### Figure content listings
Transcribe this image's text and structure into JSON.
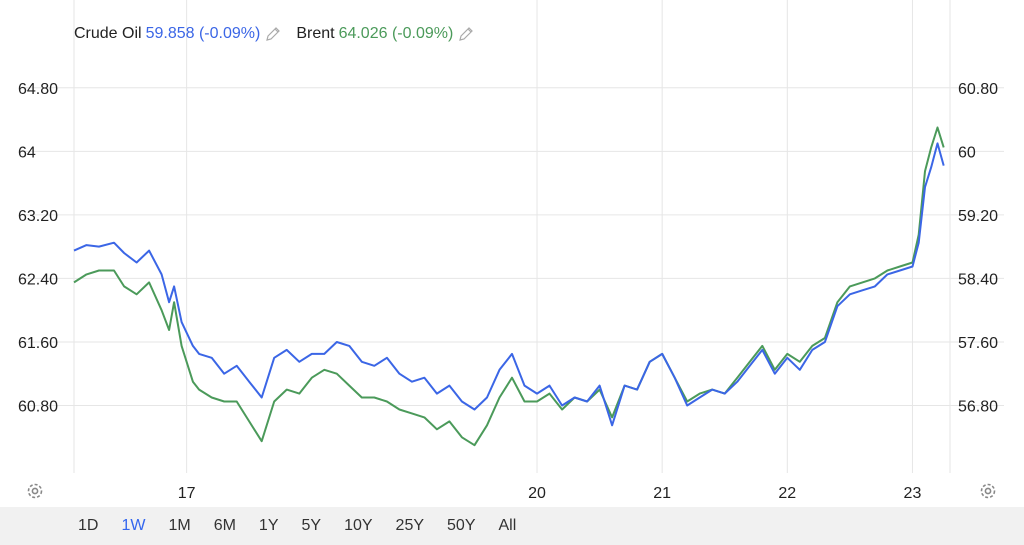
{
  "legend": {
    "series1_name": "Crude Oil",
    "series1_value": "59.858 (-0.09%)",
    "series2_name": "Brent",
    "series2_value": "64.026 (-0.09%)"
  },
  "range_buttons": [
    "1D",
    "1W",
    "1M",
    "6M",
    "1Y",
    "5Y",
    "10Y",
    "25Y",
    "50Y",
    "All"
  ],
  "active_range": "1W",
  "colors": {
    "crude": "#3b66e6",
    "brent": "#4b9a5a",
    "grid": "#e6e6e6",
    "bar_bg": "#f1f1f1",
    "active": "#3366ee"
  },
  "icons": {
    "edit": "pencil-icon",
    "settings": "gear-icon"
  },
  "chart_data": {
    "type": "line",
    "x_tick_labels": [
      "17",
      "20",
      "21",
      "22",
      "23"
    ],
    "x_ticks": [
      1.2,
      4,
      5,
      6,
      7
    ],
    "xlim": [
      0.3,
      7.3
    ],
    "y_left": {
      "ticks": [
        "60.80",
        "61.60",
        "62.40",
        "63.20",
        "64",
        "64.80"
      ],
      "ylim": [
        59.95,
        65.15
      ]
    },
    "y_right": {
      "ticks": [
        "56.80",
        "57.60",
        "58.40",
        "59.20",
        "60",
        "60.80"
      ],
      "ylim": [
        55.95,
        61.15
      ]
    },
    "series": [
      {
        "name": "Crude Oil",
        "axis": "right",
        "x": [
          0.3,
          0.4,
          0.5,
          0.62,
          0.7,
          0.8,
          0.9,
          1.0,
          1.06,
          1.1,
          1.16,
          1.25,
          1.3,
          1.4,
          1.5,
          1.6,
          1.7,
          1.8,
          1.9,
          2.0,
          2.1,
          2.2,
          2.3,
          2.4,
          2.5,
          2.6,
          2.7,
          2.8,
          2.9,
          3.0,
          3.1,
          3.2,
          3.3,
          3.4,
          3.5,
          3.6,
          3.7,
          3.8,
          3.9,
          4.0,
          4.1,
          4.2,
          4.3,
          4.4,
          4.5,
          4.6,
          4.7,
          4.8,
          4.9,
          5.0,
          5.1,
          5.2,
          5.3,
          5.4,
          5.5,
          5.6,
          5.7,
          5.8,
          5.9,
          6.0,
          6.1,
          6.2,
          6.3,
          6.4,
          6.5,
          6.6,
          6.7,
          6.8,
          6.9,
          7.0,
          7.05,
          7.1,
          7.15,
          7.2,
          7.25
        ],
        "y": [
          58.75,
          58.82,
          58.8,
          58.85,
          58.72,
          58.6,
          58.75,
          58.45,
          58.1,
          58.3,
          57.85,
          57.55,
          57.45,
          57.4,
          57.2,
          57.3,
          57.1,
          56.9,
          57.4,
          57.5,
          57.35,
          57.45,
          57.45,
          57.6,
          57.55,
          57.35,
          57.3,
          57.4,
          57.2,
          57.1,
          57.15,
          56.95,
          57.05,
          56.85,
          56.75,
          56.9,
          57.25,
          57.45,
          57.05,
          56.95,
          57.05,
          56.8,
          56.9,
          56.85,
          57.05,
          56.55,
          57.05,
          57.0,
          57.35,
          57.45,
          57.15,
          56.8,
          56.9,
          57.0,
          56.95,
          57.1,
          57.3,
          57.5,
          57.2,
          57.4,
          57.25,
          57.5,
          57.6,
          58.05,
          58.2,
          58.25,
          58.3,
          58.45,
          58.5,
          58.55,
          58.85,
          59.55,
          59.8,
          60.1,
          59.82
        ],
        "values": [
          58.75,
          58.82,
          58.8,
          58.85,
          58.72,
          58.6,
          58.75,
          58.45,
          58.1,
          58.3,
          57.85,
          57.55,
          57.45,
          57.4,
          57.2,
          57.3,
          57.1,
          56.9,
          57.4,
          57.5,
          57.35,
          57.45,
          57.45,
          57.6,
          57.55,
          57.35,
          57.3,
          57.4,
          57.2,
          57.1,
          57.15,
          56.95,
          57.05,
          56.85,
          56.75,
          56.9,
          57.25,
          57.45,
          57.05,
          56.95,
          57.05,
          56.8,
          56.9,
          56.85,
          57.05,
          56.55,
          57.05,
          57.0,
          57.35,
          57.45,
          57.15,
          56.8,
          56.9,
          57.0,
          56.95,
          57.1,
          57.3,
          57.5,
          57.2,
          57.4,
          57.25,
          57.5,
          57.6,
          58.05,
          58.2,
          58.25,
          58.3,
          58.45,
          58.5,
          58.55,
          58.85,
          59.55,
          59.8,
          60.1,
          59.82
        ]
      },
      {
        "name": "Brent",
        "axis": "left",
        "x": [
          0.3,
          0.4,
          0.5,
          0.62,
          0.7,
          0.8,
          0.9,
          1.0,
          1.06,
          1.1,
          1.16,
          1.25,
          1.3,
          1.4,
          1.5,
          1.6,
          1.7,
          1.8,
          1.9,
          2.0,
          2.1,
          2.2,
          2.3,
          2.4,
          2.5,
          2.6,
          2.7,
          2.8,
          2.9,
          3.0,
          3.1,
          3.2,
          3.3,
          3.4,
          3.5,
          3.6,
          3.7,
          3.8,
          3.9,
          4.0,
          4.1,
          4.2,
          4.3,
          4.4,
          4.5,
          4.6,
          4.7,
          4.8,
          4.9,
          5.0,
          5.1,
          5.2,
          5.3,
          5.4,
          5.5,
          5.6,
          5.7,
          5.8,
          5.9,
          6.0,
          6.1,
          6.2,
          6.3,
          6.4,
          6.5,
          6.6,
          6.7,
          6.8,
          6.9,
          7.0,
          7.05,
          7.1,
          7.15,
          7.2,
          7.25
        ],
        "y": [
          62.35,
          62.45,
          62.5,
          62.5,
          62.3,
          62.2,
          62.35,
          62.0,
          61.75,
          62.1,
          61.55,
          61.1,
          61.0,
          60.9,
          60.85,
          60.85,
          60.6,
          60.35,
          60.85,
          61.0,
          60.95,
          61.15,
          61.25,
          61.2,
          61.05,
          60.9,
          60.9,
          60.85,
          60.75,
          60.7,
          60.65,
          60.5,
          60.6,
          60.4,
          60.3,
          60.55,
          60.9,
          61.15,
          60.85,
          60.85,
          60.95,
          60.75,
          60.9,
          60.85,
          61.0,
          60.65,
          61.05,
          61.0,
          61.35,
          61.45,
          61.15,
          60.85,
          60.95,
          61.0,
          60.95,
          61.15,
          61.35,
          61.55,
          61.25,
          61.45,
          61.35,
          61.55,
          61.65,
          62.1,
          62.3,
          62.35,
          62.4,
          62.5,
          62.55,
          62.6,
          62.95,
          63.75,
          64.05,
          64.3,
          64.05
        ],
        "values": [
          62.35,
          62.45,
          62.5,
          62.5,
          62.3,
          62.2,
          62.35,
          62.0,
          61.75,
          62.1,
          61.55,
          61.1,
          61.0,
          60.9,
          60.85,
          60.85,
          60.6,
          60.35,
          60.85,
          61.0,
          60.95,
          61.15,
          61.25,
          61.2,
          61.05,
          60.9,
          60.9,
          60.85,
          60.75,
          60.7,
          60.65,
          60.5,
          60.6,
          60.4,
          60.3,
          60.55,
          60.9,
          61.15,
          60.85,
          60.85,
          60.95,
          60.75,
          60.9,
          60.85,
          61.0,
          60.65,
          61.05,
          61.0,
          61.35,
          61.45,
          61.15,
          60.85,
          60.95,
          61.0,
          60.95,
          61.15,
          61.35,
          61.55,
          61.25,
          61.45,
          61.35,
          61.55,
          61.65,
          62.1,
          62.3,
          62.35,
          62.4,
          62.5,
          62.55,
          62.6,
          62.95,
          63.75,
          64.05,
          64.3,
          64.05
        ]
      }
    ],
    "grid": true,
    "legend_position": "top-left"
  }
}
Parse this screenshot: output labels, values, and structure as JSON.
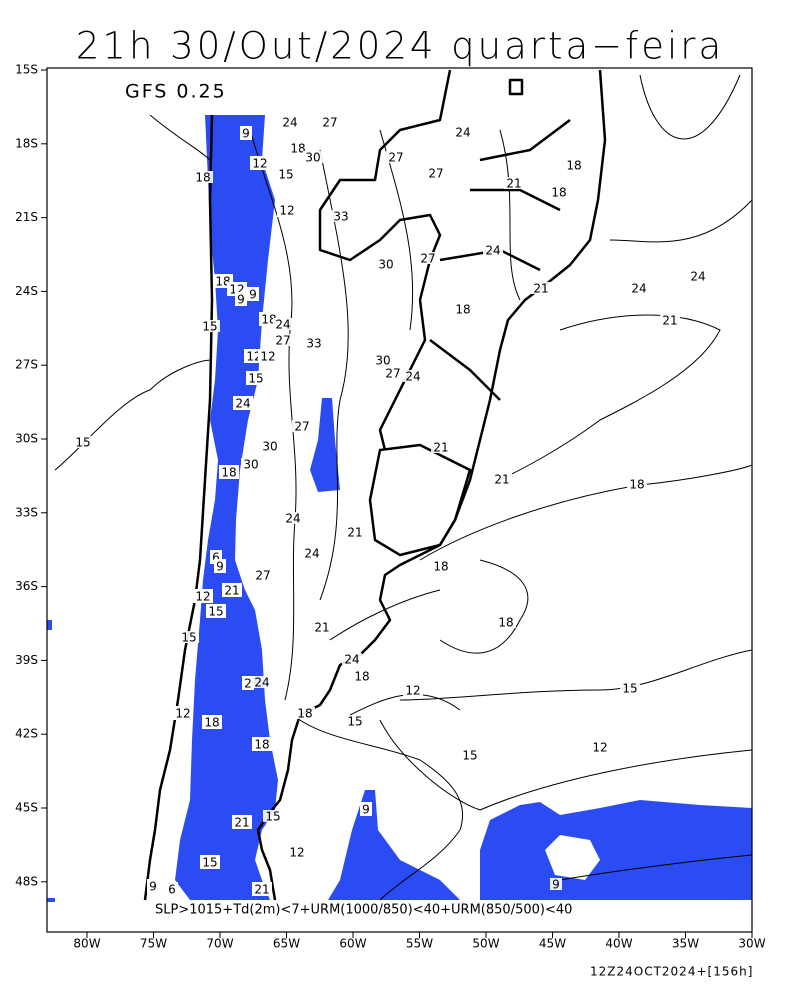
{
  "header": {
    "title": "21h 30/Out/2024 quarta−feira",
    "model": "GFS 0.25"
  },
  "map": {
    "lat_labels": [
      "15S",
      "18S",
      "21S",
      "24S",
      "27S",
      "30S",
      "33S",
      "36S",
      "39S",
      "42S",
      "45S",
      "48S"
    ],
    "lon_labels": [
      "80W",
      "75W",
      "70W",
      "65W",
      "60W",
      "55W",
      "50W",
      "45W",
      "40W",
      "35W",
      "30W"
    ],
    "contour_labels": [
      "9",
      "24",
      "27",
      "18",
      "30",
      "12",
      "15",
      "18",
      "12",
      "33",
      "27",
      "27",
      "24",
      "18",
      "18",
      "21",
      "24",
      "21",
      "24",
      "24",
      "30",
      "27",
      "18",
      "12",
      "9",
      "9",
      "18",
      "24",
      "18",
      "15",
      "27",
      "33",
      "12",
      "12",
      "21",
      "30",
      "27",
      "24",
      "15",
      "24",
      "27",
      "30",
      "15",
      "21",
      "18",
      "30",
      "21",
      "18",
      "24",
      "21",
      "24",
      "6",
      "9",
      "27",
      "18",
      "21",
      "12",
      "15",
      "18",
      "21",
      "15",
      "24",
      "18",
      "2",
      "24",
      "12",
      "15",
      "12",
      "18",
      "18",
      "15",
      "18",
      "12",
      "15",
      "9",
      "21",
      "15",
      "12",
      "15",
      "9",
      "9",
      "6",
      "21"
    ],
    "criteria": "SLP>1015+Td(2m)<7+URM(1000/850)<40+URM(850/500)<40"
  },
  "footer": "12Z24OCT2024+[156h]"
}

### Short problem
Count the lines in which the string "structure" appears, then report only that figure.

### Final result
2